+++ EXERCISE INPUTS

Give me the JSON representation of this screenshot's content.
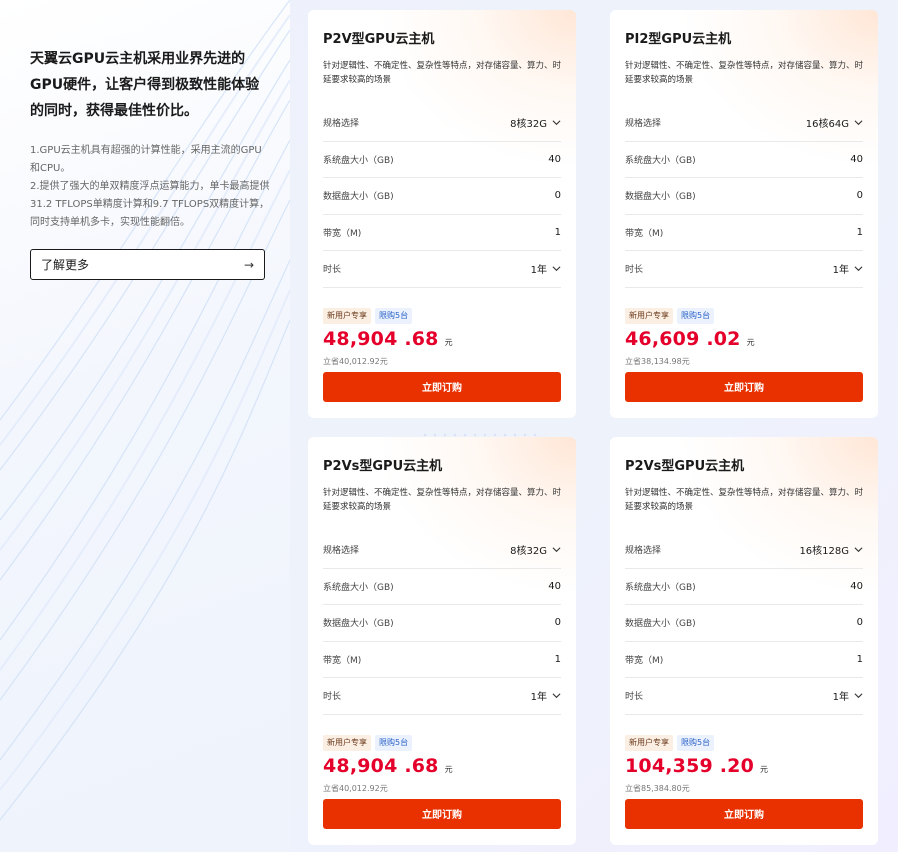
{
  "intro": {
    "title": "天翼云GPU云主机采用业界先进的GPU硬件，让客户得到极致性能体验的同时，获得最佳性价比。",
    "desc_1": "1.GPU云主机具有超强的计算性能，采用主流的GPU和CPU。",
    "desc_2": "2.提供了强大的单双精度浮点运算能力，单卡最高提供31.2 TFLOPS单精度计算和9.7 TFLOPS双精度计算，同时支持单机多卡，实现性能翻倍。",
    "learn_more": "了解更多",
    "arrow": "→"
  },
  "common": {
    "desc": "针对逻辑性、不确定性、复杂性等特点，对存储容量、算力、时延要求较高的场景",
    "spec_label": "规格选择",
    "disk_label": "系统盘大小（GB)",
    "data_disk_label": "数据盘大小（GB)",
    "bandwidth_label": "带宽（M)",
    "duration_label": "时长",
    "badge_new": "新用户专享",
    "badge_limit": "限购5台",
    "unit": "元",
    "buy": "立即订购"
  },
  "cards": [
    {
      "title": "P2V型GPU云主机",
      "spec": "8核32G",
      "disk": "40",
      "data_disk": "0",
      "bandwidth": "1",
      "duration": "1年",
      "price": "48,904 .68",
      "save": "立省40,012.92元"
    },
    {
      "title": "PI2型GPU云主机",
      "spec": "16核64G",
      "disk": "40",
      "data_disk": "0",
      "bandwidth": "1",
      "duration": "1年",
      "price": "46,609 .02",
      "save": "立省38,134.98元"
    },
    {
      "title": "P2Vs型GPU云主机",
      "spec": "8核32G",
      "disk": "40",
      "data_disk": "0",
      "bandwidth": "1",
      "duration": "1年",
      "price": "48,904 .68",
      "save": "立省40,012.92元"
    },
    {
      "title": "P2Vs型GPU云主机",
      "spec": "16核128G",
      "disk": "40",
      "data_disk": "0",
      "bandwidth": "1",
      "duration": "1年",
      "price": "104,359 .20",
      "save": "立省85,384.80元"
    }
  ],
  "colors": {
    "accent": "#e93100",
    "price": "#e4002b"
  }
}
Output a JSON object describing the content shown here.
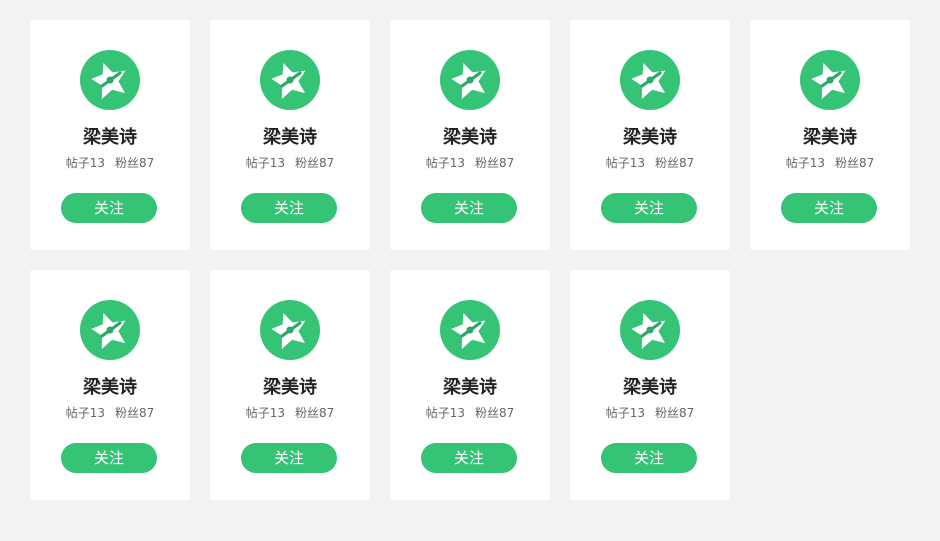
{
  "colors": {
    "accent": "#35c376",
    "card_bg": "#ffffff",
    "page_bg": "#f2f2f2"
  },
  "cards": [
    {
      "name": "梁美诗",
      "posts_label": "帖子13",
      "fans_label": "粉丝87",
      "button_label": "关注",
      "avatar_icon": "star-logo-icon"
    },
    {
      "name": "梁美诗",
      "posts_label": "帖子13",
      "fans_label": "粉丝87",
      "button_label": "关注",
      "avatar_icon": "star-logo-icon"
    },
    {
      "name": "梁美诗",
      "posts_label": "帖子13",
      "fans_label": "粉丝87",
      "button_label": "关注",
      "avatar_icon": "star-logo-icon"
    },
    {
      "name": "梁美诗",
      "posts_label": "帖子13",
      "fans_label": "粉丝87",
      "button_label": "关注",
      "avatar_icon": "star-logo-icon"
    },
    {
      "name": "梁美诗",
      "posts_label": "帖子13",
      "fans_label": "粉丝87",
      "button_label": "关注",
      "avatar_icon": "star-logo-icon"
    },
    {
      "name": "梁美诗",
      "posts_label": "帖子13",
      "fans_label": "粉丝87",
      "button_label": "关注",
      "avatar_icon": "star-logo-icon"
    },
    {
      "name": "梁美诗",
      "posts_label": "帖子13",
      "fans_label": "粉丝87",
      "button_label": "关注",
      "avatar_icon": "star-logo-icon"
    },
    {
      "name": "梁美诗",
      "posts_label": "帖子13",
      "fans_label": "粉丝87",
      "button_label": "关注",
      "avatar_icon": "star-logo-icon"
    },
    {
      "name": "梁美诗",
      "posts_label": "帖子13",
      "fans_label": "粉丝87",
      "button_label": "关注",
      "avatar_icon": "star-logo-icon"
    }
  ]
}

++++++
+++ EXERCISE INPUTS

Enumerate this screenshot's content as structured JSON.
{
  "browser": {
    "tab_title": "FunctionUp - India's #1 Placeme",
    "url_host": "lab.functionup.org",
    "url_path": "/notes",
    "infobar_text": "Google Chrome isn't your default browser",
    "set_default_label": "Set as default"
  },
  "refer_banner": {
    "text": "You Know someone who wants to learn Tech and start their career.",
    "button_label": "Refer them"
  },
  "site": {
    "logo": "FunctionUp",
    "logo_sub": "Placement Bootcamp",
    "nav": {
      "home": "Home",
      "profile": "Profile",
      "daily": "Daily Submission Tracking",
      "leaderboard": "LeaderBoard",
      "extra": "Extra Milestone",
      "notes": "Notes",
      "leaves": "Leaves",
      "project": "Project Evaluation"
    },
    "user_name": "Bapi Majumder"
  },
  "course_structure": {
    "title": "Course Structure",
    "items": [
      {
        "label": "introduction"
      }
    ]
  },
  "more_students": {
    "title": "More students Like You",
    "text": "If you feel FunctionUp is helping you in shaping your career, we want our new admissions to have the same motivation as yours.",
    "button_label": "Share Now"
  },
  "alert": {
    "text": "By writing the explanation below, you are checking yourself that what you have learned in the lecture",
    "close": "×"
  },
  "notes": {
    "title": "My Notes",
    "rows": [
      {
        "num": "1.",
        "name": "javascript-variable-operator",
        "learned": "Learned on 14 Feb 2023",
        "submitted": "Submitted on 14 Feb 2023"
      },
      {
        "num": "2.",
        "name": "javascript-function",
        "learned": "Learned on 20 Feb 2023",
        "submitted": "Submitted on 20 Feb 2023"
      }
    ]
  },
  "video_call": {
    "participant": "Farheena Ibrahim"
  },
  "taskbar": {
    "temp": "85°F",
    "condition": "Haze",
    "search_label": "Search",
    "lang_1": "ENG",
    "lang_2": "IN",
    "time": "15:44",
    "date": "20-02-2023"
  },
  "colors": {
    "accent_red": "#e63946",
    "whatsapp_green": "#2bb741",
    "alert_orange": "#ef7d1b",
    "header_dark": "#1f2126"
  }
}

++++++
+++ EXERCISE INPUTS

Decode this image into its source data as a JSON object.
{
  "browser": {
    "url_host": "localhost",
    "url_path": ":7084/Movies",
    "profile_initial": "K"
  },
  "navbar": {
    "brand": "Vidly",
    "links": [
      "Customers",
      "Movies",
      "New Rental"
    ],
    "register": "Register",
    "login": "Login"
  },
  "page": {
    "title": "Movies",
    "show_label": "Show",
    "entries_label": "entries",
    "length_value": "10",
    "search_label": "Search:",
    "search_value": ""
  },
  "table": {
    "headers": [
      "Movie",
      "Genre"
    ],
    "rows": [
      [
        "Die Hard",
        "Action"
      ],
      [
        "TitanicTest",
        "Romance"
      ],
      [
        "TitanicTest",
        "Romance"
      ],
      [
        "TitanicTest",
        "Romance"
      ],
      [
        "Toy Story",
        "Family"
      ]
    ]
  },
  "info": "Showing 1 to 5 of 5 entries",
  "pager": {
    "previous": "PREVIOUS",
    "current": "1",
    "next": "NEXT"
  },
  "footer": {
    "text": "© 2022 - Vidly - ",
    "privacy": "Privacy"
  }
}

++++++

• **WHAT IS REQUIRED**
Look through the material and copy each line that has "learned".

• **RESPONSE**
    "text": "By writing the explanation below, you are checking yourself that what you have learned in the lecture",
        "learned": "Learned on 14 Feb 2023",
        "learned": "Learned on 20 Feb 2023",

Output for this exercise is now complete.